* **DESCRIPTION OF THE TASK**: Your task is to copy every line of the entries that contains "JSON".

* **THE INPUT**:

┏━━

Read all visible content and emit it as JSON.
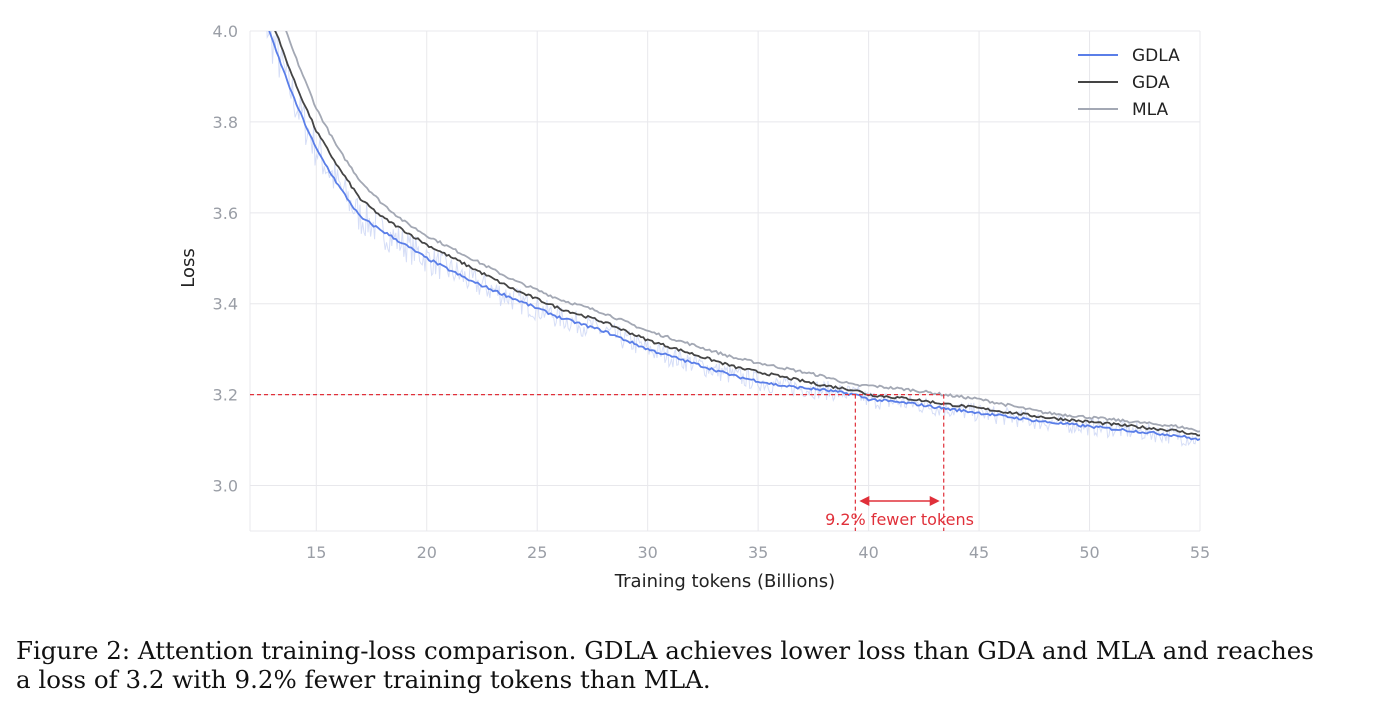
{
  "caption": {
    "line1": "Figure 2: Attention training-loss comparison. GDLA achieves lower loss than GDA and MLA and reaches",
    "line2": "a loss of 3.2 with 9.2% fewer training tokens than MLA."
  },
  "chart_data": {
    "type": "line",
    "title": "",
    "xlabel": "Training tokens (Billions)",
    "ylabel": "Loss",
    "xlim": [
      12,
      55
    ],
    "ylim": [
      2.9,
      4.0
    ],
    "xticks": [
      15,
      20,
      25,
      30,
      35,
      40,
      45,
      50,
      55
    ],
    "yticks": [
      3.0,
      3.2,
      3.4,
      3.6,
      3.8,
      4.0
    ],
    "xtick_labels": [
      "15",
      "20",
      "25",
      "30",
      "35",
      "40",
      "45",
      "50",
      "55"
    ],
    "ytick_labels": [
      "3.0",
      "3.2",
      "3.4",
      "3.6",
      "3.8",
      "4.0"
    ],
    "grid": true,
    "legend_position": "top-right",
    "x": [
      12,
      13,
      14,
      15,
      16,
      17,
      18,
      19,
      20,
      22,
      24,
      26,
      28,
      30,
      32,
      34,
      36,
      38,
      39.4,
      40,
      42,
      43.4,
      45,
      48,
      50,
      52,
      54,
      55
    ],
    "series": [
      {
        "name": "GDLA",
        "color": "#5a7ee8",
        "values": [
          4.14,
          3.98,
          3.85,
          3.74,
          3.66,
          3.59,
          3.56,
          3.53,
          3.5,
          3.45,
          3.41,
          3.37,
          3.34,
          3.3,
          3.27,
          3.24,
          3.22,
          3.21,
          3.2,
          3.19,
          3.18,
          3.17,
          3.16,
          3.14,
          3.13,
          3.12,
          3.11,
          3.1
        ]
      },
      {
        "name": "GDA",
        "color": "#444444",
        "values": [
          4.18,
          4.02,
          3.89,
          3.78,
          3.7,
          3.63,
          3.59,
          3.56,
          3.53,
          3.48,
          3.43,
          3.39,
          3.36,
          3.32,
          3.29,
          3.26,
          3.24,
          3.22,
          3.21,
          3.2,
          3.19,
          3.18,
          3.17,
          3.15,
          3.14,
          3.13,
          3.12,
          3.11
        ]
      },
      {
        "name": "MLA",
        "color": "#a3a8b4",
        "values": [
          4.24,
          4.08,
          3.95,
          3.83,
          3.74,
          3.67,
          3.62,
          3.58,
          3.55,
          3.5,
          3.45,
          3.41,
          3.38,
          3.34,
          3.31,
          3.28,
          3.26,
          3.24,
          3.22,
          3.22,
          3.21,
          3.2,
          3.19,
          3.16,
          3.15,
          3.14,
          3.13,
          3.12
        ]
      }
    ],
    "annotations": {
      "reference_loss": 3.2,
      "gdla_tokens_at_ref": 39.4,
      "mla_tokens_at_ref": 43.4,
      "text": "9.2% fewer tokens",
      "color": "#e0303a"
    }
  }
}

┗━━
┏━━

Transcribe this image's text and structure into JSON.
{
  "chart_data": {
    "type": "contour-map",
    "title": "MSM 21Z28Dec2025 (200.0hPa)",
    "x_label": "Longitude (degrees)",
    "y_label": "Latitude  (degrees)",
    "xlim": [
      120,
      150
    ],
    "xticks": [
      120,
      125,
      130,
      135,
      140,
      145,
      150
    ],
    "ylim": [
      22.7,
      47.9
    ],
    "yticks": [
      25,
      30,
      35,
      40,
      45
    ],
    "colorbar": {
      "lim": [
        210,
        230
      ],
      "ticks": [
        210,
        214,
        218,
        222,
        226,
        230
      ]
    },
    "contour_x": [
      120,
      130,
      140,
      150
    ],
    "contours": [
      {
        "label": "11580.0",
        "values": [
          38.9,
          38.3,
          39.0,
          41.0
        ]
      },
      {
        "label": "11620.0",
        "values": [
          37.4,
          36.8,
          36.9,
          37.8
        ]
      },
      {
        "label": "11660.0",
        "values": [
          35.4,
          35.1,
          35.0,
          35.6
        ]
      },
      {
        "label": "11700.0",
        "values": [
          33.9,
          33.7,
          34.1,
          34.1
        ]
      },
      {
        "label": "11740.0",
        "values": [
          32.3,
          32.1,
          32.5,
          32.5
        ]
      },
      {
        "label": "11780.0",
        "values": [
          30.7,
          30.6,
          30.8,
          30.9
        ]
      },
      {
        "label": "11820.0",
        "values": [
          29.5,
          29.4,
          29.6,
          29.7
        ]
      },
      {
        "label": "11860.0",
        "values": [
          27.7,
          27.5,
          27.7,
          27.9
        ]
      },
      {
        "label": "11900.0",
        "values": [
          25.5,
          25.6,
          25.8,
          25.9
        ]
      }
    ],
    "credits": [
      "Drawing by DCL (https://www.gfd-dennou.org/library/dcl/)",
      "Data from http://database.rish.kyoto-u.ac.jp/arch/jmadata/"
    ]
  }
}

┗━━
┏━━

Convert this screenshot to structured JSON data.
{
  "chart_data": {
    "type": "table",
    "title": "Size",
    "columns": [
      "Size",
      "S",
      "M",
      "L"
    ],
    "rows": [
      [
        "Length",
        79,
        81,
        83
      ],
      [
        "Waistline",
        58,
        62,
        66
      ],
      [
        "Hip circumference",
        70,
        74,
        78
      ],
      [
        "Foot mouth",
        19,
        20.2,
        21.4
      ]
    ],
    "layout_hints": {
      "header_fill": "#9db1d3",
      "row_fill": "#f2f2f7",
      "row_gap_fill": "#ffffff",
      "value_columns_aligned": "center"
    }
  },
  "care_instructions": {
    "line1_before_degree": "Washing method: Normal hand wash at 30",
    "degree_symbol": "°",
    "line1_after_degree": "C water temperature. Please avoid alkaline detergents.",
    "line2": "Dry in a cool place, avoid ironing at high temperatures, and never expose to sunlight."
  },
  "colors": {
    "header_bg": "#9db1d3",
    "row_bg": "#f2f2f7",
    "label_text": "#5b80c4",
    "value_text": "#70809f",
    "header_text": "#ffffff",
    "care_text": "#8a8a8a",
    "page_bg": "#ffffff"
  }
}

┗━━

* **FINAL RESULT**:
Read all visible content and emit it as JSON.
Transcribe this image's text and structure into JSON.
Convert this screenshot to structured JSON data.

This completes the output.